(Some records)
-------

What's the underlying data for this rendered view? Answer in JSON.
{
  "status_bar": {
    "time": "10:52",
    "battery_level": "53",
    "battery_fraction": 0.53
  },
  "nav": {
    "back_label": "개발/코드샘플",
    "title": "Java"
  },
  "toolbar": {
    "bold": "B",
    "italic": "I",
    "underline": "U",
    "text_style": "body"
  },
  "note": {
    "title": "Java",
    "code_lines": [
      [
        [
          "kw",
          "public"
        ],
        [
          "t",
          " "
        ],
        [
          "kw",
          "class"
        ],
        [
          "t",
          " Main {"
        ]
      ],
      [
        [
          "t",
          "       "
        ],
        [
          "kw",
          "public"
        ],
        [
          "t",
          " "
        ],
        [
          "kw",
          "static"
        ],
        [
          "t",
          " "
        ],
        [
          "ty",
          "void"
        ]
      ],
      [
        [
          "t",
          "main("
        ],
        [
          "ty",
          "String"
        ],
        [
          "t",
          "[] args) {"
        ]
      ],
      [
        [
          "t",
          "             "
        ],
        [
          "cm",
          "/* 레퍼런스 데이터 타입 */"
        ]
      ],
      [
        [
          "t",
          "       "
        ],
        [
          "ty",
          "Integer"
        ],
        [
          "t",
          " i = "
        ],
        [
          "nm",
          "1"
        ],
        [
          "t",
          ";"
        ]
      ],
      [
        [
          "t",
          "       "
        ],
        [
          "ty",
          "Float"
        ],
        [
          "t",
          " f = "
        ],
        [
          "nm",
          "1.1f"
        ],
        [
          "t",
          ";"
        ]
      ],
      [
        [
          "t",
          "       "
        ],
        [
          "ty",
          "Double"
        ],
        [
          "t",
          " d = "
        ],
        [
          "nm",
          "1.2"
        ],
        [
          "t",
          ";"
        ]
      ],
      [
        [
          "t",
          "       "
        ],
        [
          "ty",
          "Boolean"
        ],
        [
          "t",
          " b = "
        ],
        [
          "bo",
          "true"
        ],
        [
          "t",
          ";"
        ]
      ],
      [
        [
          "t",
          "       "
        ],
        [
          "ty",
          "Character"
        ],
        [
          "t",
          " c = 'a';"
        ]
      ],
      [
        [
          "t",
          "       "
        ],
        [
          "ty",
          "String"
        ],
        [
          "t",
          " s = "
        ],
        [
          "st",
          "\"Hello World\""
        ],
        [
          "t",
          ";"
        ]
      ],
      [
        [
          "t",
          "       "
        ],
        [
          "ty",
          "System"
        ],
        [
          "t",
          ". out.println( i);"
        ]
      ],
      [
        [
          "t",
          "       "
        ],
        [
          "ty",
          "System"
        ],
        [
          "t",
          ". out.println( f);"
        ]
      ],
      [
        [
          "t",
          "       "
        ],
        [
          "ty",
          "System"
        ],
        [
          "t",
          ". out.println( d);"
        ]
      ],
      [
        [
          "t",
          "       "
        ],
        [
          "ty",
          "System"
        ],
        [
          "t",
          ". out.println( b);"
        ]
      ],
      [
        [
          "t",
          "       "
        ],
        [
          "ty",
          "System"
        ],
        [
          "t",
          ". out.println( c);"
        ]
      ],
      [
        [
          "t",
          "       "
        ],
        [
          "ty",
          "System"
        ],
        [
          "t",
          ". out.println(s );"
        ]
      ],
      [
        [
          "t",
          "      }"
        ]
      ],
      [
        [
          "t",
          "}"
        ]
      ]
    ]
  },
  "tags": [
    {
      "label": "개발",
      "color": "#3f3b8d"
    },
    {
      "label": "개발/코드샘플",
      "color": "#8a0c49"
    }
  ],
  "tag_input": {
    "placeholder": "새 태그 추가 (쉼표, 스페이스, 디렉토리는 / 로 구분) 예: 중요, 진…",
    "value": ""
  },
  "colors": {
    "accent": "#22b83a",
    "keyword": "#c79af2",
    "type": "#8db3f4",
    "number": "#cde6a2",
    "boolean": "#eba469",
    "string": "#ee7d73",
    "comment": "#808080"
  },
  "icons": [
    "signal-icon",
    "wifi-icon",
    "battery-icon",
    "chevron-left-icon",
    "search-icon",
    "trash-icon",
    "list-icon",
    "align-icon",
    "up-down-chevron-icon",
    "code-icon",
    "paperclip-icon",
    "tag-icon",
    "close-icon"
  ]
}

-------

Every entry must be retyped in full, exactly as given.

__Completed task__
What's the underlying data for this rendered view? Answer in JSON.
{
  "status_bar": {
    "time": "10:52",
    "battery_level": "53",
    "battery_fraction": 0.53
  },
  "nav": {
    "back_label": "개발/코드샘플",
    "title": "Java"
  },
  "toolbar": {
    "bold": "B",
    "italic": "I",
    "underline": "U",
    "text_style": "body"
  },
  "note": {
    "title": "Java",
    "code_lines": [
      [
        [
          "kw",
          "public"
        ],
        [
          "t",
          " "
        ],
        [
          "kw",
          "class"
        ],
        [
          "t",
          " Main {"
        ]
      ],
      [
        [
          "t",
          "       "
        ],
        [
          "kw",
          "public"
        ],
        [
          "t",
          " "
        ],
        [
          "kw",
          "static"
        ],
        [
          "t",
          " "
        ],
        [
          "ty",
          "void"
        ]
      ],
      [
        [
          "t",
          "main("
        ],
        [
          "ty",
          "String"
        ],
        [
          "t",
          "[] args) {"
        ]
      ],
      [
        [
          "t",
          "             "
        ],
        [
          "cm",
          "/* 레퍼런스 데이터 타입 */"
        ]
      ],
      [
        [
          "t",
          "       "
        ],
        [
          "ty",
          "Integer"
        ],
        [
          "t",
          " i = "
        ],
        [
          "nm",
          "1"
        ],
        [
          "t",
          ";"
        ]
      ],
      [
        [
          "t",
          "       "
        ],
        [
          "ty",
          "Float"
        ],
        [
          "t",
          " f = "
        ],
        [
          "nm",
          "1.1f"
        ],
        [
          "t",
          ";"
        ]
      ],
      [
        [
          "t",
          "       "
        ],
        [
          "ty",
          "Double"
        ],
        [
          "t",
          " d = "
        ],
        [
          "nm",
          "1.2"
        ],
        [
          "t",
          ";"
        ]
      ],
      [
        [
          "t",
          "       "
        ],
        [
          "ty",
          "Boolean"
        ],
        [
          "t",
          " b = "
        ],
        [
          "bo",
          "true"
        ],
        [
          "t",
          ";"
        ]
      ],
      [
        [
          "t",
          "       "
        ],
        [
          "ty",
          "Character"
        ],
        [
          "t",
          " c = 'a';"
        ]
      ],
      [
        [
          "t",
          "       "
        ],
        [
          "ty",
          "String"
        ],
        [
          "t",
          " s = "
        ],
        [
          "st",
          "\"Hello World\""
        ],
        [
          "t",
          ";"
        ]
      ],
      [
        [
          "t",
          "       "
        ],
        [
          "ty",
          "System"
        ],
        [
          "t",
          ". out.println( i);"
        ]
      ],
      [
        [
          "t",
          "       "
        ],
        [
          "ty",
          "System"
        ],
        [
          "t",
          ". out.println( f);"
        ]
      ],
      [
        [
          "t",
          "       "
        ],
        [
          "ty",
          "System"
        ],
        [
          "t",
          ". out.println( d);"
        ]
      ],
      [
        [
          "t",
          "       "
        ],
        [
          "ty",
          "System"
        ],
        [
          "t",
          ". out.println( b);"
        ]
      ],
      [
        [
          "t",
          "       "
        ],
        [
          "ty",
          "System"
        ],
        [
          "t",
          ". out.println( c);"
        ]
      ],
      [
        [
          "t",
          "       "
        ],
        [
          "ty",
          "System"
        ],
        [
          "t",
          ". out.println(s );"
        ]
      ],
      [
        [
          "t",
          "      }"
        ]
      ],
      [
        [
          "t",
          "}"
        ]
      ]
    ]
  },
  "tags": [
    {
      "label": "개발",
      "color": "#3f3b8d"
    },
    {
      "label": "개발/코드샘플",
      "color": "#8a0c49"
    }
  ],
  "tag_input": {
    "placeholder": "새 태그 추가 (쉼표, 스페이스, 디렉토리는 / 로 구분) 예: 중요, 진…",
    "value": ""
  },
  "colors": {
    "accent": "#22b83a",
    "keyword": "#c79af2",
    "type": "#8db3f4",
    "number": "#cde6a2",
    "boolean": "#eba469",
    "string": "#ee7d73",
    "comment": "#808080"
  },
  "icons": [
    "signal-icon",
    "wifi-icon",
    "battery-icon",
    "chevron-left-icon",
    "search-icon",
    "trash-icon",
    "list-icon",
    "align-icon",
    "up-down-chevron-icon",
    "code-icon",
    "paperclip-icon",
    "tag-icon",
    "close-icon"
  ]
}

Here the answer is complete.